#### Input for this task:
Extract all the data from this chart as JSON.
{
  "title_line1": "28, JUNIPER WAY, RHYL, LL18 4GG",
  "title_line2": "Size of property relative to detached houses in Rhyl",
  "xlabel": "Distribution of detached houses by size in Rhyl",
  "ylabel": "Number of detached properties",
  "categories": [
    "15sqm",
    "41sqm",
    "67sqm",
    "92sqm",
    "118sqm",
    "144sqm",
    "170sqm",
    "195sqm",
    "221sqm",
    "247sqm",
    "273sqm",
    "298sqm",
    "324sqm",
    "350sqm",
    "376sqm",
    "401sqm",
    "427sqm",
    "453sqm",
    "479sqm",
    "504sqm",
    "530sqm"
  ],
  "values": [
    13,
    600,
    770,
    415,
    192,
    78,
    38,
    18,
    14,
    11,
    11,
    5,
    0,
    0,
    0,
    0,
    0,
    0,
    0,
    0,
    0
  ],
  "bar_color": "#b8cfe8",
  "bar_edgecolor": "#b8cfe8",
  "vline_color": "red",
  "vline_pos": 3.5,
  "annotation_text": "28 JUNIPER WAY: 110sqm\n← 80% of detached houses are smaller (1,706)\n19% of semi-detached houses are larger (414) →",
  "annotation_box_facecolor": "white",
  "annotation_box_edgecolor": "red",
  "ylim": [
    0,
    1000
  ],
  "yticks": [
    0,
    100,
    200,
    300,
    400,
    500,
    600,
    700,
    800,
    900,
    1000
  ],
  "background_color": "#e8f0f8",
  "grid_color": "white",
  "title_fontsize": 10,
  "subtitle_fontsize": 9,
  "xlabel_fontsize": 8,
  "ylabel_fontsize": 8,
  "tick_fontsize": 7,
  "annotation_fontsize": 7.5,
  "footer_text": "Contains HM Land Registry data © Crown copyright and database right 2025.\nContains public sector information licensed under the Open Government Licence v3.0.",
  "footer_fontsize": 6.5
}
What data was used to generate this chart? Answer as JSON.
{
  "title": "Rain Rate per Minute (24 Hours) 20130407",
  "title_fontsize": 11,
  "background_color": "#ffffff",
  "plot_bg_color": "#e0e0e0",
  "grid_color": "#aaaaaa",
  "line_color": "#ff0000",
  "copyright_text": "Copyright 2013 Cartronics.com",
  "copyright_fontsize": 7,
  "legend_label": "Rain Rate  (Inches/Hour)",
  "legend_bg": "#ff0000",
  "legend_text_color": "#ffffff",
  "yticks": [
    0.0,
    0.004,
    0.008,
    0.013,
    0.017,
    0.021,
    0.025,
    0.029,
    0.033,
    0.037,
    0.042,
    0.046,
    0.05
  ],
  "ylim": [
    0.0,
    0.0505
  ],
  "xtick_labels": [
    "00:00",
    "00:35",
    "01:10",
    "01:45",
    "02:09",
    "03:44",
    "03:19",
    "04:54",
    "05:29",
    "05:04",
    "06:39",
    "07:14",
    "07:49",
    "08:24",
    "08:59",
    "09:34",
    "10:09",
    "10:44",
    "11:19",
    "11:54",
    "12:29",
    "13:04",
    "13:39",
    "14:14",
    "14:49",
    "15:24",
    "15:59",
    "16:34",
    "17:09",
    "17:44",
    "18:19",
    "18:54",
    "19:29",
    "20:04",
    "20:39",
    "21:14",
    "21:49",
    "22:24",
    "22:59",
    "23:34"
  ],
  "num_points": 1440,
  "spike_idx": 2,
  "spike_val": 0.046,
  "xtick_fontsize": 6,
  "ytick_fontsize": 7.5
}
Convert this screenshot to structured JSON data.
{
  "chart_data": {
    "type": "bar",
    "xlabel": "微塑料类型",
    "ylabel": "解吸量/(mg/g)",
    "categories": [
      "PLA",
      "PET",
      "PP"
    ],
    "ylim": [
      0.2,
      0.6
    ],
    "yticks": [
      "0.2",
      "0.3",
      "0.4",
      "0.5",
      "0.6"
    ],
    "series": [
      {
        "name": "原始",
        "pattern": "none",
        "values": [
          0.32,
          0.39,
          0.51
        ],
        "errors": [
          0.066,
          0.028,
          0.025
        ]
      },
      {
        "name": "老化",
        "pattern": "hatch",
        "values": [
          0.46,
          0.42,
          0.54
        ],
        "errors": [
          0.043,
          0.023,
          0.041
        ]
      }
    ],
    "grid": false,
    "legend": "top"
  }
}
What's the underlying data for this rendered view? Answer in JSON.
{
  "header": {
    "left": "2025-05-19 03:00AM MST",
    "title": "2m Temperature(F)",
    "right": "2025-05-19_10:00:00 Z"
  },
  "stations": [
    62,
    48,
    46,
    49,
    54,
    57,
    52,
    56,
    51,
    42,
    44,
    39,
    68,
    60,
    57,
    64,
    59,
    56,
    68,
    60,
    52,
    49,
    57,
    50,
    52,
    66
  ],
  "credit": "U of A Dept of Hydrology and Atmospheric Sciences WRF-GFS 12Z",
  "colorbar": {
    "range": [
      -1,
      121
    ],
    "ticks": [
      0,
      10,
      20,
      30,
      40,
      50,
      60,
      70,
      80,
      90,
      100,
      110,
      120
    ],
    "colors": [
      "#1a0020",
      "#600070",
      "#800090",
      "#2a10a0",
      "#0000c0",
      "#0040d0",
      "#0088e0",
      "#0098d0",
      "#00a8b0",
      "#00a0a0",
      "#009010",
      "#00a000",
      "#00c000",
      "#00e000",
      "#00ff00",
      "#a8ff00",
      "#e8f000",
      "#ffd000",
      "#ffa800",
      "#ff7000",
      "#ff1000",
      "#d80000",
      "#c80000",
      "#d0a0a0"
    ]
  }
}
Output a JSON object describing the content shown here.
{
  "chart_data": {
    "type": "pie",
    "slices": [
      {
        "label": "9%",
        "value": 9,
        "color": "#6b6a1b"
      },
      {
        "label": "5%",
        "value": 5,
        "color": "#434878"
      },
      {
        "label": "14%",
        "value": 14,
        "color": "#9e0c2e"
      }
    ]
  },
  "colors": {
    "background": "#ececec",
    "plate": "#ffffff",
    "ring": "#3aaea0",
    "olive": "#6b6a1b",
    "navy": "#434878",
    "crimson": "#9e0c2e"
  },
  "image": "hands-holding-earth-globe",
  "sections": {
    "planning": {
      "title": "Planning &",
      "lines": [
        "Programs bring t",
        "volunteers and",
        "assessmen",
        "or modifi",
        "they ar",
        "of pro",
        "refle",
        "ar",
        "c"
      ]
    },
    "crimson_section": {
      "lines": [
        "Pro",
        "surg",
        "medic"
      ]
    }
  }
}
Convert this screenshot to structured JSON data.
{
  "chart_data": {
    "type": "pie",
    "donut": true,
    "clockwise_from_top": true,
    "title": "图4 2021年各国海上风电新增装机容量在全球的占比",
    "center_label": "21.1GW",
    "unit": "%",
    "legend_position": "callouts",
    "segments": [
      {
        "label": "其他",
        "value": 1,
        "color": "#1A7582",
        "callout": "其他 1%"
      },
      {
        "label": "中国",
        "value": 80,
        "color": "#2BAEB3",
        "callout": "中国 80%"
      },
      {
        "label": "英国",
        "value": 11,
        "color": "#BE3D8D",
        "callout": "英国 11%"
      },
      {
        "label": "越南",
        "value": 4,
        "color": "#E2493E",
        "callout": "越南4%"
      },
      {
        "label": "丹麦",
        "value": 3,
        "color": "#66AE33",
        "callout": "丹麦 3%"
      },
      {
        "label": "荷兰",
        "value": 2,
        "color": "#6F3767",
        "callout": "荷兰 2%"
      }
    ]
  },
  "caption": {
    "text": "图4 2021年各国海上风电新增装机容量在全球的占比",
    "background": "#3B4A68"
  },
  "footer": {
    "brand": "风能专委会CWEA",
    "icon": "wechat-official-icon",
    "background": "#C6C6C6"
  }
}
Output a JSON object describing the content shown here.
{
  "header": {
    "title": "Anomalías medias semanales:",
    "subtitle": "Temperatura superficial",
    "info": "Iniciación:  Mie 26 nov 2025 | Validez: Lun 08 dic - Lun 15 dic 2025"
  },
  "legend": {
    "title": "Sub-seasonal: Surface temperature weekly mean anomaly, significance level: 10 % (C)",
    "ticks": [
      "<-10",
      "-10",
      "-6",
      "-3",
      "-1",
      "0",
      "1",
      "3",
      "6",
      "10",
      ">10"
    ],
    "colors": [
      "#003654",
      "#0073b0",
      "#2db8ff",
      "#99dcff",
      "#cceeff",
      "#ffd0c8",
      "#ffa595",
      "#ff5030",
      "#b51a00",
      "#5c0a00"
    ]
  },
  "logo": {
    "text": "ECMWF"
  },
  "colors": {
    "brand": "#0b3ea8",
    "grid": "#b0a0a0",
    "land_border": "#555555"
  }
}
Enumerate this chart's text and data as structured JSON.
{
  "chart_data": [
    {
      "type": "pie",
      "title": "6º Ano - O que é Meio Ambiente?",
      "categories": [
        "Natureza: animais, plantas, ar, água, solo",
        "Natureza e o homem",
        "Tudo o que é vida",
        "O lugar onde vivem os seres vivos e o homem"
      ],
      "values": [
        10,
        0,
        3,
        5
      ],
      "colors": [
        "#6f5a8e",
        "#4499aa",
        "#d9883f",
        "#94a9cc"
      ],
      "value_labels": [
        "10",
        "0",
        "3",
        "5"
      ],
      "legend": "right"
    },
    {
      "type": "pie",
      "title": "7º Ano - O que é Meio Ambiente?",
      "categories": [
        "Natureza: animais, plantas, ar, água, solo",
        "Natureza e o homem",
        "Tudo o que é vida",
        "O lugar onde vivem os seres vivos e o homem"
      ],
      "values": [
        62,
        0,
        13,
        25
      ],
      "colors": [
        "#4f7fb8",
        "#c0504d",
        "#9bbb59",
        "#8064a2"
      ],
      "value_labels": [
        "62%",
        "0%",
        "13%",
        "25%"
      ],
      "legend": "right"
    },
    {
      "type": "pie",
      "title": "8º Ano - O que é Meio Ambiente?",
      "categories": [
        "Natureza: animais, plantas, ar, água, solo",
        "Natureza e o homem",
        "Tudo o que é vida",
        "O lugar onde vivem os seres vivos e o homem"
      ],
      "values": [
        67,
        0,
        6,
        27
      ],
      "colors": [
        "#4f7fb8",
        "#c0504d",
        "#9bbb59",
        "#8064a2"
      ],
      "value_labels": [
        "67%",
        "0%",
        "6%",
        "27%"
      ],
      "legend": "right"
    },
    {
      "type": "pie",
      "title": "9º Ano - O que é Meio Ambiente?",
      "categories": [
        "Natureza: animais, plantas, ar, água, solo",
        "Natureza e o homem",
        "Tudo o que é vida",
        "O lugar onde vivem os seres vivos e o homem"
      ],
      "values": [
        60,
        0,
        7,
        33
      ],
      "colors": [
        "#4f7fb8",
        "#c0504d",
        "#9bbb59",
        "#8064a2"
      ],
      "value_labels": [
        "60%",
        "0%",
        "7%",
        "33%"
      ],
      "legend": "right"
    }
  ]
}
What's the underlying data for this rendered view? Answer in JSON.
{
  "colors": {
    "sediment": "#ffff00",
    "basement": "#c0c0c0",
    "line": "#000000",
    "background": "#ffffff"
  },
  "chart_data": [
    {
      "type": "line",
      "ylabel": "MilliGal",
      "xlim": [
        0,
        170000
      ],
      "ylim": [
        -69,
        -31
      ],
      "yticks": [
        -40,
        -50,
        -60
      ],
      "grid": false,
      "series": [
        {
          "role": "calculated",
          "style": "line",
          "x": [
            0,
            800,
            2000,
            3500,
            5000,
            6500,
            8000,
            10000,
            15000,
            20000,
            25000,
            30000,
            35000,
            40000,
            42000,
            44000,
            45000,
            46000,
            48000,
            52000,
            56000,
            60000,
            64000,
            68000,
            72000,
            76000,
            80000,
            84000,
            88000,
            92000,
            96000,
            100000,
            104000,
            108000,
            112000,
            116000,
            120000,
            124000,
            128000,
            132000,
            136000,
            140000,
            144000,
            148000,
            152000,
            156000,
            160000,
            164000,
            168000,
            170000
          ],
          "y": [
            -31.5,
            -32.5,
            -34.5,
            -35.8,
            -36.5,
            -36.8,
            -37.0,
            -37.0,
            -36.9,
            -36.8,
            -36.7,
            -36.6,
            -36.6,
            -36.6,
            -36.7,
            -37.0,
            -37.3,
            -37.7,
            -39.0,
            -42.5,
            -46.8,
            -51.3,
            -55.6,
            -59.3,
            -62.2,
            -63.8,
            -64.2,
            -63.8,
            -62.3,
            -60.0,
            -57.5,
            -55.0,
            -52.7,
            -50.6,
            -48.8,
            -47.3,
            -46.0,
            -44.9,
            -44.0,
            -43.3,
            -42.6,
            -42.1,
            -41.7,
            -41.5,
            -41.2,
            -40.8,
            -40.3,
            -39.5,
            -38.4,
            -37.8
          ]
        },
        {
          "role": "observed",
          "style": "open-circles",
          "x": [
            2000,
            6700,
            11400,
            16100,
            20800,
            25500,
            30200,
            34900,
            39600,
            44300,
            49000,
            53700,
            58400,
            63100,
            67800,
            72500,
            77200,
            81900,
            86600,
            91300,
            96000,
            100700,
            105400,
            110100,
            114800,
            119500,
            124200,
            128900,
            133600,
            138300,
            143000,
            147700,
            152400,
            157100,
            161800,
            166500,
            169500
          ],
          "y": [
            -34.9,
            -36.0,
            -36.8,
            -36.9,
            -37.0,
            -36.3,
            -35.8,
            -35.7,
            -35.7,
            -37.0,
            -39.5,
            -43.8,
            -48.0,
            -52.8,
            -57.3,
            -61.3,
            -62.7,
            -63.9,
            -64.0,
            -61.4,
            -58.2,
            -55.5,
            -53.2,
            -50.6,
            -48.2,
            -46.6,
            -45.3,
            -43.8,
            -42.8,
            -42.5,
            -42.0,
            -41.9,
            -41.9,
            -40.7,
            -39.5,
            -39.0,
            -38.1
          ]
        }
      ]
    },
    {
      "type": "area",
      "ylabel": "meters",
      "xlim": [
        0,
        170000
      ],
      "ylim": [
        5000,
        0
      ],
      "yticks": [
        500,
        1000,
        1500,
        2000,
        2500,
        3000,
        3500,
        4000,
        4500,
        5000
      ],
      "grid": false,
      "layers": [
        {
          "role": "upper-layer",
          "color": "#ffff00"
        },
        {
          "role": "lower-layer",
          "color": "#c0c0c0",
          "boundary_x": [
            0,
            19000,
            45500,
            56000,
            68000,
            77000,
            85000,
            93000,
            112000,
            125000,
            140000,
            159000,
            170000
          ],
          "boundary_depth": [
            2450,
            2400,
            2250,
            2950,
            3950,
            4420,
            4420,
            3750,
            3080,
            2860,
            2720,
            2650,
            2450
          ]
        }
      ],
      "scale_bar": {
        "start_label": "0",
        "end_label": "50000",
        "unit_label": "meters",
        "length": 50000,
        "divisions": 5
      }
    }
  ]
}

#### Required work:
Looking at the material above, count the lines containing the string "Rain" and reply with the count alone.

#### Response:
2